* _設問_:
A – 抽出テキストで、完成披露上映会に登壇した人物を一人残らず挙げてください。
B – 抽出テキストの「第43回ぴあフィルムフェステ」から「います」と願いを込めていた。」までを、一字も変えずに書き出してください。

* _抽出テキスト_:
# # # # #

第43回ぴあフィルムフェスティバルが9月11日に開幕。オープニング上映としてPFFスカラシップ最新作『裸足で鳴らしてみせろ』の完成披露上映会が国立映画アーカイブで行われ、工藤梨穂監督、佐々木詩音、諏訪珠理、伊藤歌歩が登壇。それぞれが本作への熱い想いを口にした。

PFFスカラシップは、PFFアワードの受賞監督からオリジナル企画を募り、毎年1名を選出するもの。PFFが企画、製作、劇場公開までをトータルにプロデュースし、これまで李相日監督や荻上直子監督、石井裕也監督などの商業映画デビュー作を世に送りだしてきた。第27回PFFスカラシップの権利を獲得したのは、「PFFアワード2018」グランプリ『オーファンズ・ブルース』の工藤監督。『裸足で鳴らしてみせろ』では、盲目の養母のために“世界の音”を届けようとする2人の青年の切ない関係を丁寧に紡いだ。

【写真を見る】第27回PFFスカラシップの権利を獲得した、工藤梨穂監督
【写真を見る】第27回PFFスカラシップの権利を獲得した、工藤梨穂監督

次第に惹かれあっていく青年、ナオミ(佐々木)とマキ(諏訪)の姿を捉えた本作。工藤監督は「いまを逃したら今後、明日だとしても、絶対に撮れないものだった。大袈裟かもしれないけれど、このためにいままでの人生があったんじゃないかって思うくらい。すごい芝居を2人には見せてもらえた」と主演の佐々木と諏訪に感謝しきり。司会を務めたPFFディレクター荒木啓子が「20年後の2人の計画もしておいてください」と背中を押すと、工藤監督は「『2』ですかね。2人は40歳ぐらいになりますか?」と楽しそうに笑いつつ、「(劇中の)彼らの人生は続いていくけれど、どんなふうに生きて死んでいくのか、観てもらった人たちの脳裏で生きてくれていたらいいなと思います」と願いを込めていた。

# # # # #

* _記録抜粋_:
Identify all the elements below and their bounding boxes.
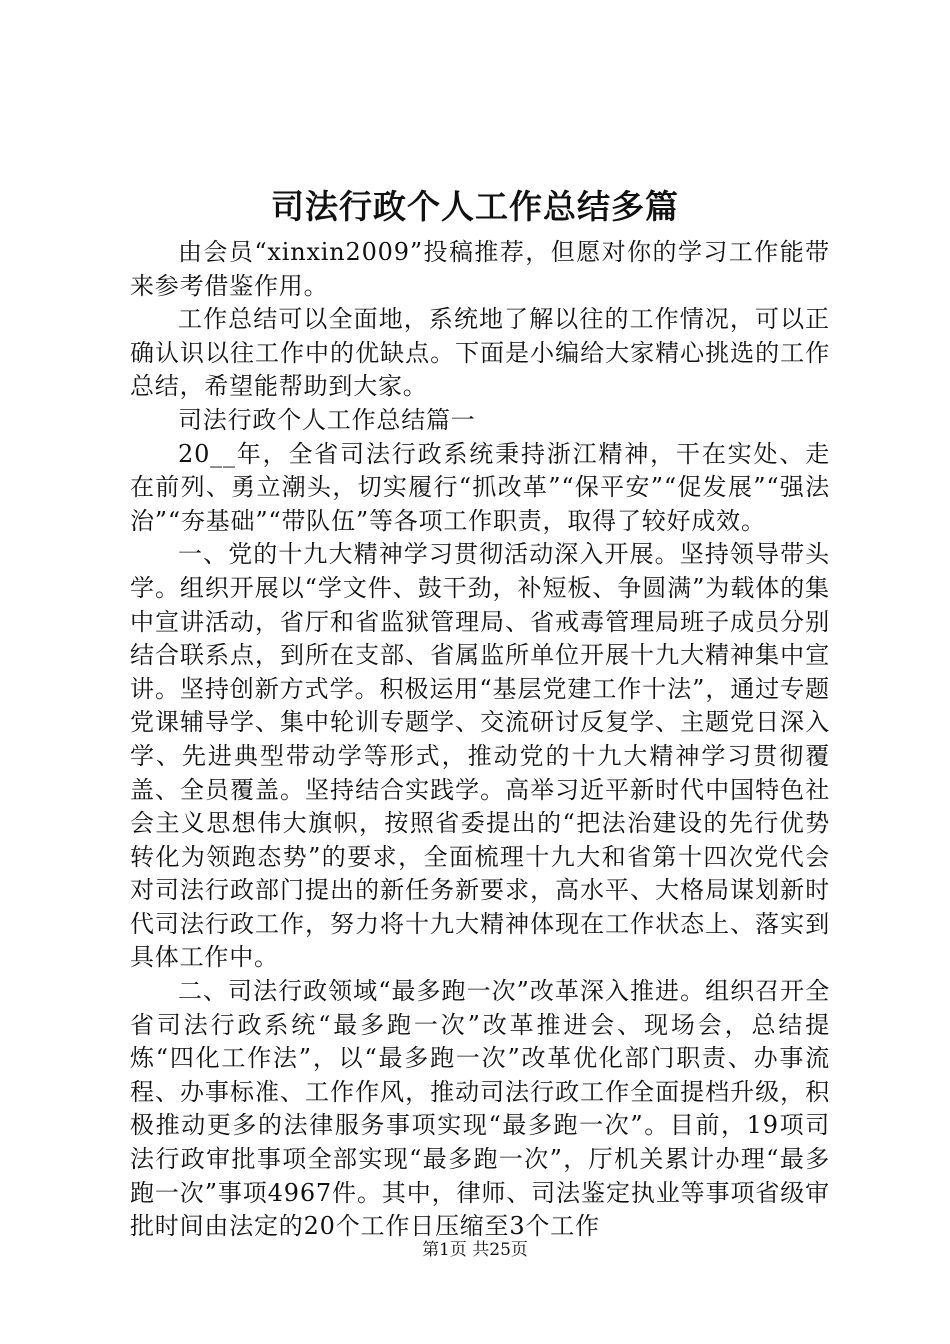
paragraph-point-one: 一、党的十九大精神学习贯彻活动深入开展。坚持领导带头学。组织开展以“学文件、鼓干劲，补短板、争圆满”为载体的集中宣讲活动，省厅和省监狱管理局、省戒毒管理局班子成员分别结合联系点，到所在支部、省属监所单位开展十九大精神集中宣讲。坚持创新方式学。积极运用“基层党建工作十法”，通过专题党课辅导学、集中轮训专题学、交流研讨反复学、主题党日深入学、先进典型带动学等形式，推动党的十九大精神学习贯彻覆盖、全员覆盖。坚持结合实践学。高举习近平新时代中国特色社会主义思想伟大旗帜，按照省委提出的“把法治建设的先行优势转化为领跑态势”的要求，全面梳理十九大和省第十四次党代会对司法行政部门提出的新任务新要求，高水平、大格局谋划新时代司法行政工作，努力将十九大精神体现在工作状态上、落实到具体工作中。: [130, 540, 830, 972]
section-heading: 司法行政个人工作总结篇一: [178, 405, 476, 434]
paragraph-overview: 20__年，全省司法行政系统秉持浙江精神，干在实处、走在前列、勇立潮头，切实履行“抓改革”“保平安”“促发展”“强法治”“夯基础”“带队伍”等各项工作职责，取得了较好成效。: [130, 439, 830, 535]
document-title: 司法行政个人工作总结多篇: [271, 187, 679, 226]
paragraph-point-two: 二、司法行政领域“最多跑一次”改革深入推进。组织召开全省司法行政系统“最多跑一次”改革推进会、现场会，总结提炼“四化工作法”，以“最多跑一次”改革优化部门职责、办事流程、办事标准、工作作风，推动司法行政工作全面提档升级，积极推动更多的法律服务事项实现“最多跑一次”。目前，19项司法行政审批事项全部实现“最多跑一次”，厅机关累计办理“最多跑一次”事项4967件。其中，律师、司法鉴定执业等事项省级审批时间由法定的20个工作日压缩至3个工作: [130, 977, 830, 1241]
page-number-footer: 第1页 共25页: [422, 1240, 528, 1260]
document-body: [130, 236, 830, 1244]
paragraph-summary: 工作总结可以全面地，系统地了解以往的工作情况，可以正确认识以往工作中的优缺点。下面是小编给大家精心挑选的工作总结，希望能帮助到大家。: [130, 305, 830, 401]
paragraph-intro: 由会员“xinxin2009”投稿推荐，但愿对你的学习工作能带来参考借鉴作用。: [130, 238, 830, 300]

# # # # #

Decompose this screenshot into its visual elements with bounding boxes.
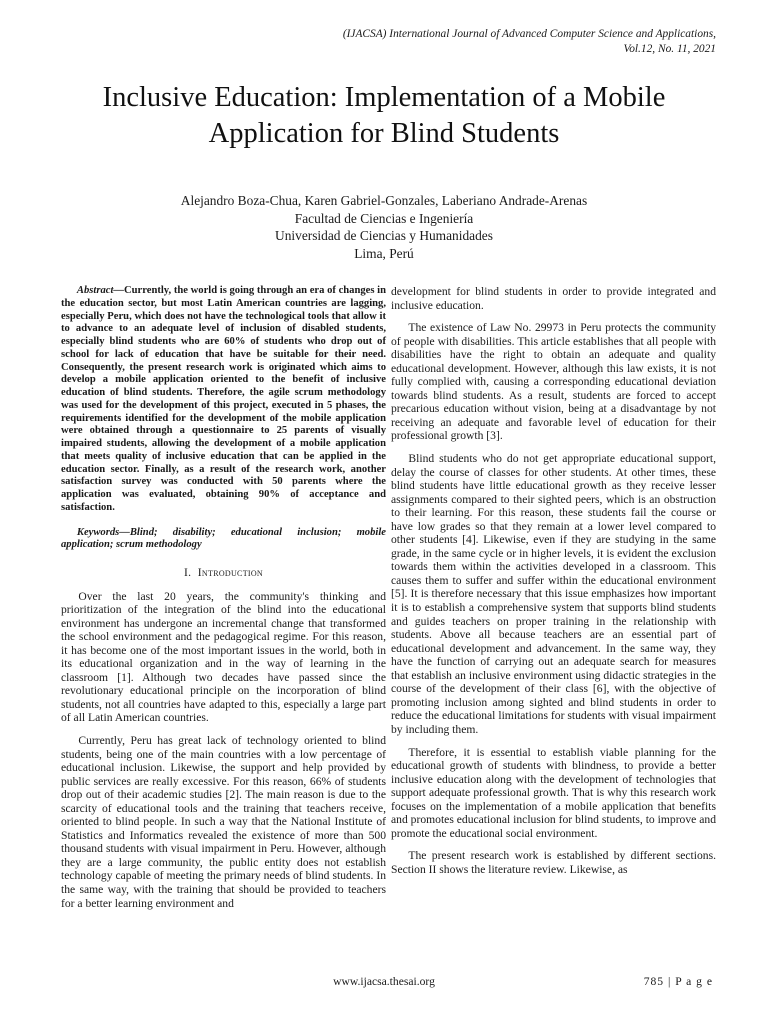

# # # # #

* _解答_:
A – 工藤梨穂監督、佐々木詩音、諏訪珠理、伊藤歌歩

B –
第43回ぴあフィルムフェスティバルが9月11日に開幕。オープニング上映としてPFFスカラシップ最新作『裸足で鳴らしてみせろ』の完成披露上映会が国立映画アーカイブで行われ、工藤梨穂監督、佐々木詩音、諏訪珠理、伊藤歌歩が登壇。それぞれが本作への熱い想いを口にした。

PFFスカラシップは、PFFアワードの受賞監督からオリジナル企画を募り、毎年1名を選出するもの。PFFが企画、製作、劇場公開までをトータルにプロデュースし、これまで李相日監督や荻上直子監督、石井裕也監督などの商業映画デビュー作を世に送りだしてきた。第27回PFFスカラシップの権利を獲得したのは、「PFFアワード2018」グランプリ『オーファンズ・ブルース』の工藤監督。『裸足で鳴らしてみせろ』では、盲目の養母のために“世界の音”を届けようとする2人の青年の切ない関係を丁寧に紡いだ。

【写真を見る】第27回PFFスカラシップの権利を獲得した、工藤梨穂監督
【写真を見る】第27回PFFスカラシップの権利を獲得した、工藤梨穂監督

次第に惹かれあっていく青年、ナオミ(佐々木)とマキ(諏訪)の姿を捉えた本作。工藤監督は「いまを逃したら今後、明日だとしても、絶対に撮れないものだった。大袈裟かもしれないけれど、このためにいままでの人生があったんじゃないかって思うくらい。すごい芝居を2人には見せてもらえた」と主演の佐々木と諏訪に感謝しきり。司会を務めたPFFディレクター荒木啓子が「20年後の2人の計画もしておいてください」と背中を押すと、工藤監督は「『2』ですかね。2人は40歳ぐらいになりますか?」と楽しそうに笑いつつ、「(劇中の)彼らの人生は続いていくけれど、どんなふうに生きて死んでいくのか、観てもらった人たちの脳裏で生きてくれていたらいいなと思います」と願いを込めていた。